GOAL → Copy each line of the listing below exactly.

EXTRACTED ENTRIES →

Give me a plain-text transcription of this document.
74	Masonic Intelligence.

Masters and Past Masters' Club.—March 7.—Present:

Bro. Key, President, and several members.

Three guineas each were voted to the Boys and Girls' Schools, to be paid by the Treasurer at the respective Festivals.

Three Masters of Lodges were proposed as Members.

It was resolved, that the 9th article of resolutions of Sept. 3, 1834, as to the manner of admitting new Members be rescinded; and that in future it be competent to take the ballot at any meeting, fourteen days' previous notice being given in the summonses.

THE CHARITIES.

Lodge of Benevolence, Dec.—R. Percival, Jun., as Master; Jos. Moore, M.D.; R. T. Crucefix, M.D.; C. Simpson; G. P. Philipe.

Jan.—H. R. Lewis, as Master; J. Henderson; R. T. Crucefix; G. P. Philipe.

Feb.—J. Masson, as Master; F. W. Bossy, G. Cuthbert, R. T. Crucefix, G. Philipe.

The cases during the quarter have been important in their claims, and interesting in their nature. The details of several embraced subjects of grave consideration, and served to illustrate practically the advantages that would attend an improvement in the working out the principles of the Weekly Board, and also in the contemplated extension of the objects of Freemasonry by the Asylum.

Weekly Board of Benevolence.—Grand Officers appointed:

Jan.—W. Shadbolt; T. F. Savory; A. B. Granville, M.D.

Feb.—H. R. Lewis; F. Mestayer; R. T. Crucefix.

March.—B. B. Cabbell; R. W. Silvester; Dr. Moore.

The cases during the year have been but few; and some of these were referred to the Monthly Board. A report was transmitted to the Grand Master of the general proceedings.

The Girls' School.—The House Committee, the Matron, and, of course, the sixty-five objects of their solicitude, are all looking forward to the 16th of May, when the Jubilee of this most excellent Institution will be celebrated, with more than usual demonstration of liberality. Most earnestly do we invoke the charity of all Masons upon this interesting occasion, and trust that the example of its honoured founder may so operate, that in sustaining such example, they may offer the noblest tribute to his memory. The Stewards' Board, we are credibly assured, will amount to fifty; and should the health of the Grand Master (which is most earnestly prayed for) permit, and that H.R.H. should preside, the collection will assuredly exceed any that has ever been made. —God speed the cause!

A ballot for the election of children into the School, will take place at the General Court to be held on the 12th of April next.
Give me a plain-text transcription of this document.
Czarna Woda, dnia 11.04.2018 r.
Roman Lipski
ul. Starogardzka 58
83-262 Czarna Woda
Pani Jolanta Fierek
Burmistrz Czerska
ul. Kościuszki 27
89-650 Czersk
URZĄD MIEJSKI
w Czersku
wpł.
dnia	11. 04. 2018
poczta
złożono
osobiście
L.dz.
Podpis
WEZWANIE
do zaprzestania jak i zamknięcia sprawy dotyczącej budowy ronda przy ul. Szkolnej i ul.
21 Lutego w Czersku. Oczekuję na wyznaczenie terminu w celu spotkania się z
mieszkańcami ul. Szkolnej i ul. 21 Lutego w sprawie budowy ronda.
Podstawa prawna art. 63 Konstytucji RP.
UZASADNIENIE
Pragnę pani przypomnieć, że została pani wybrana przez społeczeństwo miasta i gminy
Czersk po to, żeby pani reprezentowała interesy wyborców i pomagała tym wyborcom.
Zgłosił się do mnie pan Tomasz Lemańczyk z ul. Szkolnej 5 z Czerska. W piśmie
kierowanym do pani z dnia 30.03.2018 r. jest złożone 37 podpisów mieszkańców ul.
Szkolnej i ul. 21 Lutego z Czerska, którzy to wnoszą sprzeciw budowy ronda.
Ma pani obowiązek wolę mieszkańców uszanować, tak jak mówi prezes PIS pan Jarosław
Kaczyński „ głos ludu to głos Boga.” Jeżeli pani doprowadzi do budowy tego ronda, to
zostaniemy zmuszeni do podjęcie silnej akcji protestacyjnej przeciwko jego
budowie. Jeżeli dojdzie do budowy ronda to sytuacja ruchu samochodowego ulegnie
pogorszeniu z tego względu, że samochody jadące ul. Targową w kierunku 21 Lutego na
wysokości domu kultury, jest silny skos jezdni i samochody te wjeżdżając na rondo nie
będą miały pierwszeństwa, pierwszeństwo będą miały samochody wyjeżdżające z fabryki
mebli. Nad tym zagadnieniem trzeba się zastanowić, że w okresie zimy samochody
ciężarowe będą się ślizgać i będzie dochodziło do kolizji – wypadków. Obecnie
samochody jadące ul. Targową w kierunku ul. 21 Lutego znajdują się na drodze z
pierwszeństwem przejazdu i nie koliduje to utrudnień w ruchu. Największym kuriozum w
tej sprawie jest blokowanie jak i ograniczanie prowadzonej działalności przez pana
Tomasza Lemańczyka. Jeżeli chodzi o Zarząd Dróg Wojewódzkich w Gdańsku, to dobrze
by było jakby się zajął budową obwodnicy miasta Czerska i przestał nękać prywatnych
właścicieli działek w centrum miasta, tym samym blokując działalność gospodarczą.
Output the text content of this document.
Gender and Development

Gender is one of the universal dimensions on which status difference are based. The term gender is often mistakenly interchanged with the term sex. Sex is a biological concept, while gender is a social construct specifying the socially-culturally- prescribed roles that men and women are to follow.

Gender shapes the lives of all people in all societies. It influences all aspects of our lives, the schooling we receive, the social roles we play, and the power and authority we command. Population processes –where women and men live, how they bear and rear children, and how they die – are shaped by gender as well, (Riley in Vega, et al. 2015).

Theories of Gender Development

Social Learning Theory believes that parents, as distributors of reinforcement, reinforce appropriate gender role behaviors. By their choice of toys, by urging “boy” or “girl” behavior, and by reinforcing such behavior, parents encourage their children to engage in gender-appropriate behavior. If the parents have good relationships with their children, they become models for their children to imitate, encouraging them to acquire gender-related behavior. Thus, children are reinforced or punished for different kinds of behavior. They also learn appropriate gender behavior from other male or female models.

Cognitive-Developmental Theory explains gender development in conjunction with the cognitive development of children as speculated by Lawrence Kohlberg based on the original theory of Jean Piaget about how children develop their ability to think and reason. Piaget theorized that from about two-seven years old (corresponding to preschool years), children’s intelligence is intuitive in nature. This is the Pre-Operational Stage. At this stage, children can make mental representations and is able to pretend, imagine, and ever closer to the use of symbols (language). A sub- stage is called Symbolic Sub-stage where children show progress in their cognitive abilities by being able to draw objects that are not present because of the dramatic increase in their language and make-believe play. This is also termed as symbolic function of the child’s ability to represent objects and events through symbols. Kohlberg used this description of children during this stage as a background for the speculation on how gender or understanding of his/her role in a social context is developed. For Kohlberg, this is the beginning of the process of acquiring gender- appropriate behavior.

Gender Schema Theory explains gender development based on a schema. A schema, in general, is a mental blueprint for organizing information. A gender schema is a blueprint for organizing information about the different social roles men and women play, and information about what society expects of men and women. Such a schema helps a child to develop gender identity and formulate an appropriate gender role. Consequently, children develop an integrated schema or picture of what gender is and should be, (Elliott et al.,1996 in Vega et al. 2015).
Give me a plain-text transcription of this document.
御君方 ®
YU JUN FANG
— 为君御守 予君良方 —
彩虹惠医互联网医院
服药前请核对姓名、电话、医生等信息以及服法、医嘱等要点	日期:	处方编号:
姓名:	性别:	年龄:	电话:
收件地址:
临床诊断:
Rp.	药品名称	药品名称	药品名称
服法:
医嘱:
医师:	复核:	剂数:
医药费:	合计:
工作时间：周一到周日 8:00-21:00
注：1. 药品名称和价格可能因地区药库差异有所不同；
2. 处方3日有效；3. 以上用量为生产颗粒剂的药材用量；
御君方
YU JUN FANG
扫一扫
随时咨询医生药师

RESULT OF THIS TASK →
Give me a plain-text transcription of this document.
74	Masonic Intelligence.

Masters and Past Masters' Club.—March 7.—Present:

Bro. Key, President, and several members.

Three guineas each were voted to the Boys and Girls' Schools, to be paid by the Treasurer at the respective Festivals.

Three Masters of Lodges were proposed as Members.

It was resolved, that the 9th article of resolutions of Sept. 3, 1834, as to the manner of admitting new Members be rescinded; and that in future it be competent to take the ballot at any meeting, fourteen days' previous notice being given in the summonses.

THE CHARITIES.

Lodge of Benevolence, Dec.—R. Percival, Jun., as Master; Jos. Moore, M.D.; R. T. Crucefix, M.D.; C. Simpson; G. P. Philipe.

Jan.—H. R. Lewis, as Master; J. Henderson; R. T. Crucefix; G. P. Philipe.

Feb.—J. Masson, as Master; F. W. Bossy, G. Cuthbert, R. T. Crucefix, G. Philipe.

The cases during the quarter have been important in their claims, and interesting in their nature. The details of several embraced subjects of grave consideration, and served to illustrate practically the advantages that would attend an improvement in the working out the principles of the Weekly Board, and also in the contemplated extension of the objects of Freemasonry by the Asylum.

Weekly Board of Benevolence.—Grand Officers appointed:

Jan.—W. Shadbolt; T. F. Savory; A. B. Granville, M.D.

Feb.—H. R. Lewis; F. Mestayer; R. T. Crucefix.

March.—B. B. Cabbell; R. W. Silvester; Dr. Moore.

The cases during the year have been but few; and some of these were referred to the Monthly Board. A report was transmitted to the Grand Master of the general proceedings.

The Girls' School.—The House Committee, the Matron, and, of course, the sixty-five objects of their solicitude, are all looking forward to the 16th of May, when the Jubilee of this most excellent Institution will be celebrated, with more than usual demonstration of liberality. Most earnestly do we invoke the charity of all Masons upon this interesting occasion, and trust that the example of its honoured founder may so operate, that in sustaining such example, they may offer the noblest tribute to his memory. The Stewards' Board, we are credibly assured, will amount to fifty; and should the health of the Grand Master (which is most earnestly prayed for) permit, and that H.R.H. should preside, the collection will assuredly exceed any that has ever been made. —God speed the cause!

A ballot for the election of children into the School, will take place at the General Court to be held on the 12th of April next.
Give me a plain-text transcription of this document.
Czarna Woda, dnia 11.04.2018 r.
Roman Lipski
ul. Starogardzka 58
83-262 Czarna Woda
Pani Jolanta Fierek
Burmistrz Czerska
ul. Kościuszki 27
89-650 Czersk
URZĄD MIEJSKI
w Czersku
wpł.
dnia	11. 04. 2018
poczta
złożono
osobiście
L.dz.
Podpis
WEZWANIE
do zaprzestania jak i zamknięcia sprawy dotyczącej budowy ronda przy ul. Szkolnej i ul.
21 Lutego w Czersku. Oczekuję na wyznaczenie terminu w celu spotkania się z
mieszkańcami ul. Szkolnej i ul. 21 Lutego w sprawie budowy ronda.
Podstawa prawna art. 63 Konstytucji RP.
UZASADNIENIE
Pragnę pani przypomnieć, że została pani wybrana przez społeczeństwo miasta i gminy
Czersk po to, żeby pani reprezentowała interesy wyborców i pomagała tym wyborcom.
Zgłosił się do mnie pan Tomasz Lemańczyk z ul. Szkolnej 5 z Czerska. W piśmie
kierowanym do pani z dnia 30.03.2018 r. jest złożone 37 podpisów mieszkańców ul.
Szkolnej i ul. 21 Lutego z Czerska, którzy to wnoszą sprzeciw budowy ronda.
Ma pani obowiązek wolę mieszkańców uszanować, tak jak mówi prezes PIS pan Jarosław
Kaczyński „ głos ludu to głos Boga.” Jeżeli pani doprowadzi do budowy tego ronda, to
zostaniemy zmuszeni do podjęcie silnej akcji protestacyjnej przeciwko jego
budowie. Jeżeli dojdzie do budowy ronda to sytuacja ruchu samochodowego ulegnie
pogorszeniu z tego względu, że samochody jadące ul. Targową w kierunku 21 Lutego na
wysokości domu kultury, jest silny skos jezdni i samochody te wjeżdżając na rondo nie
będą miały pierwszeństwa, pierwszeństwo będą miały samochody wyjeżdżające z fabryki
mebli. Nad tym zagadnieniem trzeba się zastanowić, że w okresie zimy samochody
ciężarowe będą się ślizgać i będzie dochodziło do kolizji – wypadków. Obecnie
samochody jadące ul. Targową w kierunku ul. 21 Lutego znajdują się na drodze z
pierwszeństwem przejazdu i nie koliduje to utrudnień w ruchu. Największym kuriozum w
tej sprawie jest blokowanie jak i ograniczanie prowadzonej działalności przez pana
Tomasza Lemańczyka. Jeżeli chodzi o Zarząd Dróg Wojewódzkich w Gdańsku, to dobrze
by było jakby się zajął budową obwodnicy miasta Czerska i przestał nękać prywatnych
właścicieli działek w centrum miasta, tym samym blokując działalność gospodarczą.
Output the text content of this document.
Gender and Development

Gender is one of the universal dimensions on which status difference are based. The term gender is often mistakenly interchanged with the term sex. Sex is a biological concept, while gender is a social construct specifying the socially-culturally- prescribed roles that men and women are to follow.

Gender shapes the lives of all people in all societies. It influences all aspects of our lives, the schooling we receive, the social roles we play, and the power and authority we command. Population processes –where women and men live, how they bear and rear children, and how they die – are shaped by gender as well, (Riley in Vega, et al. 2015).

Theories of Gender Development

Social Learning Theory believes that parents, as distributors of reinforcement, reinforce appropriate gender role behaviors. By their choice of toys, by urging “boy” or “girl” behavior, and by reinforcing such behavior, parents encourage their children to engage in gender-appropriate behavior. If the parents have good relationships with their children, they become models for their children to imitate, encouraging them to acquire gender-related behavior. Thus, children are reinforced or punished for different kinds of behavior. They also learn appropriate gender behavior from other male or female models.

Cognitive-Developmental Theory explains gender development in conjunction with the cognitive development of children as speculated by Lawrence Kohlberg based on the original theory of Jean Piaget about how children develop their ability to think and reason. Piaget theorized that from about two-seven years old (corresponding to preschool years), children’s intelligence is intuitive in nature. This is the Pre-Operational Stage. At this stage, children can make mental representations and is able to pretend, imagine, and ever closer to the use of symbols (language). A sub- stage is called Symbolic Sub-stage where children show progress in their cognitive abilities by being able to draw objects that are not present because of the dramatic increase in their language and make-believe play. This is also termed as symbolic function of the child’s ability to represent objects and events through symbols. Kohlberg used this description of children during this stage as a background for the speculation on how gender or understanding of his/her role in a social context is developed. For Kohlberg, this is the beginning of the process of acquiring gender- appropriate behavior.

Gender Schema Theory explains gender development based on a schema. A schema, in general, is a mental blueprint for organizing information. A gender schema is a blueprint for organizing information about the different social roles men and women play, and information about what society expects of men and women. Such a schema helps a child to develop gender identity and formulate an appropriate gender role. Consequently, children develop an integrated schema or picture of what gender is and should be, (Elliott et al.,1996 in Vega et al. 2015).
Give me a plain-text transcription of this document.
御君方 ®
YU JUN FANG
— 为君御守 予君良方 —
彩虹惠医互联网医院
服药前请核对姓名、电话、医生等信息以及服法、医嘱等要点	日期:	处方编号:
姓名:	性别:	年龄:	电话:
收件地址:
临床诊断:
Rp.	药品名称	药品名称	药品名称
服法:
医嘱:
医师:	复核:	剂数:
医药费:	合计:
工作时间：周一到周日 8:00-21:00
注：1. 药品名称和价格可能因地区药库差异有所不同；
2. 处方3日有效；3. 以上用量为生产颗粒剂的药材用量；
御君方
YU JUN FANG
扫一扫
随时咨询医生药师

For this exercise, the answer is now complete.